→ **THE EXERCISE**
Retype each entry below, keeping every character the same.

→ **GIVEN ENTRIES**
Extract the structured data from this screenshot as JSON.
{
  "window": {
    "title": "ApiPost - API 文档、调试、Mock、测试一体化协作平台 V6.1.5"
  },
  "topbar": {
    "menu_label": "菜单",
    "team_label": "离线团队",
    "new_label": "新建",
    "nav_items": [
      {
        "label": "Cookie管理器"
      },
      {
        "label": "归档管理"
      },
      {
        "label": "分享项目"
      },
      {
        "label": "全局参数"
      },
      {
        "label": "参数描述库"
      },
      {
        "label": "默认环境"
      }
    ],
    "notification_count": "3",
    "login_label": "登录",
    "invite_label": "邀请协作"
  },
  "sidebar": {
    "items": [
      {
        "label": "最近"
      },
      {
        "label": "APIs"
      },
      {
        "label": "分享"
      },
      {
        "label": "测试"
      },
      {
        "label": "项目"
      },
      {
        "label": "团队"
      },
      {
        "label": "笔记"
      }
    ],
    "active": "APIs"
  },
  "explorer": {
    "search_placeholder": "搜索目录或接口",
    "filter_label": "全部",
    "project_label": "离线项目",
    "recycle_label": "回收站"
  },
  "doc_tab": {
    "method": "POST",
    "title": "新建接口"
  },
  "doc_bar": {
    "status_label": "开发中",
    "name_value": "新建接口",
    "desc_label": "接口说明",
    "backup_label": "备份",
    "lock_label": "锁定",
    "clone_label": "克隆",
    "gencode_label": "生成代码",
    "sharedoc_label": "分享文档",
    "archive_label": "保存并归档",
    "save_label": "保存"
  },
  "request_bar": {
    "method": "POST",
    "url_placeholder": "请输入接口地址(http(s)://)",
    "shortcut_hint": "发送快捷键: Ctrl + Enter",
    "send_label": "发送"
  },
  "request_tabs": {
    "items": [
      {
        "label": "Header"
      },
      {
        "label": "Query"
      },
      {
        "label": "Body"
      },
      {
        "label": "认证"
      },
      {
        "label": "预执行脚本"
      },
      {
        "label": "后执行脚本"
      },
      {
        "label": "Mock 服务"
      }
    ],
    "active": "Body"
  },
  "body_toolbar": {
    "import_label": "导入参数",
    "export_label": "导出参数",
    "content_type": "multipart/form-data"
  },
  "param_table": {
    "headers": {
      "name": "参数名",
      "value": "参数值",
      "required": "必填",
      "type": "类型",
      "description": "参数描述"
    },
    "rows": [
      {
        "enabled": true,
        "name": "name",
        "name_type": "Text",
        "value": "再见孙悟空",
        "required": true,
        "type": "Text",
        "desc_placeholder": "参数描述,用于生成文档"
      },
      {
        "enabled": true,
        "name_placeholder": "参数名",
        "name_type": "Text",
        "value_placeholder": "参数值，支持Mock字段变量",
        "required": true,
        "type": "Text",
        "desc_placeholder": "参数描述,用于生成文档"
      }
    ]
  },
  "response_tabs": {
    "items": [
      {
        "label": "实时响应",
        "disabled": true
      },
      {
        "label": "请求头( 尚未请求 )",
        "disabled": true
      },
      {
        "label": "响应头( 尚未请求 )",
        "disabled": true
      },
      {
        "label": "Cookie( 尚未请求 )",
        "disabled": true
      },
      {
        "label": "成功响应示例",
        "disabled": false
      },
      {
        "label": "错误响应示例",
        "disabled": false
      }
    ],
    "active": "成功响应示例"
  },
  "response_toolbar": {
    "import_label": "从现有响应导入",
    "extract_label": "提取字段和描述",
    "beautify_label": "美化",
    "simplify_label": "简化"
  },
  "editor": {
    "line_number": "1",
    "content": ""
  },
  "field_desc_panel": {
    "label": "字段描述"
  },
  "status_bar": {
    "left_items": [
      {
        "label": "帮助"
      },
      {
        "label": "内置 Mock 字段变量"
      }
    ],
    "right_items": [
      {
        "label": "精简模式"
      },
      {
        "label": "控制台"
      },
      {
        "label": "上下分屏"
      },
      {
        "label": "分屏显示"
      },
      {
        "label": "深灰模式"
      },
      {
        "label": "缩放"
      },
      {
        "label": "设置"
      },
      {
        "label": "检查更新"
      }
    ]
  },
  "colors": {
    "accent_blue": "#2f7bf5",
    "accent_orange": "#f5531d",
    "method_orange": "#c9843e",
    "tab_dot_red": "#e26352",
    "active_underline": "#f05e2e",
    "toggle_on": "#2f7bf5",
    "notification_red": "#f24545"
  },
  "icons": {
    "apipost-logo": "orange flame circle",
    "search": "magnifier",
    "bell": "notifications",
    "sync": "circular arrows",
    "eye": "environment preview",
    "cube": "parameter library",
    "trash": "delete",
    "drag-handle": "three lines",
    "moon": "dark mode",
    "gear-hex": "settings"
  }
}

→ **RESPONSE FOR THIS EXERCISE**
Extract the structured data from this screenshot as JSON.
{
  "window": {
    "title": "ApiPost - API 文档、调试、Mock、测试一体化协作平台 V6.1.5"
  },
  "topbar": {
    "menu_label": "菜单",
    "team_label": "离线团队",
    "new_label": "新建",
    "nav_items": [
      {
        "label": "Cookie管理器"
      },
      {
        "label": "归档管理"
      },
      {
        "label": "分享项目"
      },
      {
        "label": "全局参数"
      },
      {
        "label": "参数描述库"
      },
      {
        "label": "默认环境"
      }
    ],
    "notification_count": "3",
    "login_label": "登录",
    "invite_label": "邀请协作"
  },
  "sidebar": {
    "items": [
      {
        "label": "最近"
      },
      {
        "label": "APIs"
      },
      {
        "label": "分享"
      },
      {
        "label": "测试"
      },
      {
        "label": "项目"
      },
      {
        "label": "团队"
      },
      {
        "label": "笔记"
      }
    ],
    "active": "APIs"
  },
  "explorer": {
    "search_placeholder": "搜索目录或接口",
    "filter_label": "全部",
    "project_label": "离线项目",
    "recycle_label": "回收站"
  },
  "doc_tab": {
    "method": "POST",
    "title": "新建接口"
  },
  "doc_bar": {
    "status_label": "开发中",
    "name_value": "新建接口",
    "desc_label": "接口说明",
    "backup_label": "备份",
    "lock_label": "锁定",
    "clone_label": "克隆",
    "gencode_label": "生成代码",
    "sharedoc_label": "分享文档",
    "archive_label": "保存并归档",
    "save_label": "保存"
  },
  "request_bar": {
    "method": "POST",
    "url_placeholder": "请输入接口地址(http(s)://)",
    "shortcut_hint": "发送快捷键: Ctrl + Enter",
    "send_label": "发送"
  },
  "request_tabs": {
    "items": [
      {
        "label": "Header"
      },
      {
        "label": "Query"
      },
      {
        "label": "Body"
      },
      {
        "label": "认证"
      },
      {
        "label": "预执行脚本"
      },
      {
        "label": "后执行脚本"
      },
      {
        "label": "Mock 服务"
      }
    ],
    "active": "Body"
  },
  "body_toolbar": {
    "import_label": "导入参数",
    "export_label": "导出参数",
    "content_type": "multipart/form-data"
  },
  "param_table": {
    "headers": {
      "name": "参数名",
      "value": "参数值",
      "required": "必填",
      "type": "类型",
      "description": "参数描述"
    },
    "rows": [
      {
        "enabled": true,
        "name": "name",
        "name_type": "Text",
        "value": "再见孙悟空",
        "required": true,
        "type": "Text",
        "desc_placeholder": "参数描述,用于生成文档"
      },
      {
        "enabled": true,
        "name_placeholder": "参数名",
        "name_type": "Text",
        "value_placeholder": "参数值，支持Mock字段变量",
        "required": true,
        "type": "Text",
        "desc_placeholder": "参数描述,用于生成文档"
      }
    ]
  },
  "response_tabs": {
    "items": [
      {
        "label": "实时响应",
        "disabled": true
      },
      {
        "label": "请求头( 尚未请求 )",
        "disabled": true
      },
      {
        "label": "响应头( 尚未请求 )",
        "disabled": true
      },
      {
        "label": "Cookie( 尚未请求 )",
        "disabled": true
      },
      {
        "label": "成功响应示例",
        "disabled": false
      },
      {
        "label": "错误响应示例",
        "disabled": false
      }
    ],
    "active": "成功响应示例"
  },
  "response_toolbar": {
    "import_label": "从现有响应导入",
    "extract_label": "提取字段和描述",
    "beautify_label": "美化",
    "simplify_label": "简化"
  },
  "editor": {
    "line_number": "1",
    "content": ""
  },
  "field_desc_panel": {
    "label": "字段描述"
  },
  "status_bar": {
    "left_items": [
      {
        "label": "帮助"
      },
      {
        "label": "内置 Mock 字段变量"
      }
    ],
    "right_items": [
      {
        "label": "精简模式"
      },
      {
        "label": "控制台"
      },
      {
        "label": "上下分屏"
      },
      {
        "label": "分屏显示"
      },
      {
        "label": "深灰模式"
      },
      {
        "label": "缩放"
      },
      {
        "label": "设置"
      },
      {
        "label": "检查更新"
      }
    ]
  },
  "colors": {
    "accent_blue": "#2f7bf5",
    "accent_orange": "#f5531d",
    "method_orange": "#c9843e",
    "tab_dot_red": "#e26352",
    "active_underline": "#f05e2e",
    "toggle_on": "#2f7bf5",
    "notification_red": "#f24545"
  },
  "icons": {
    "apipost-logo": "orange flame circle",
    "search": "magnifier",
    "bell": "notifications",
    "sync": "circular arrows",
    "eye": "environment preview",
    "cube": "parameter library",
    "trash": "delete",
    "drag-handle": "three lines",
    "moon": "dark mode",
    "gear-hex": "settings"
  }
}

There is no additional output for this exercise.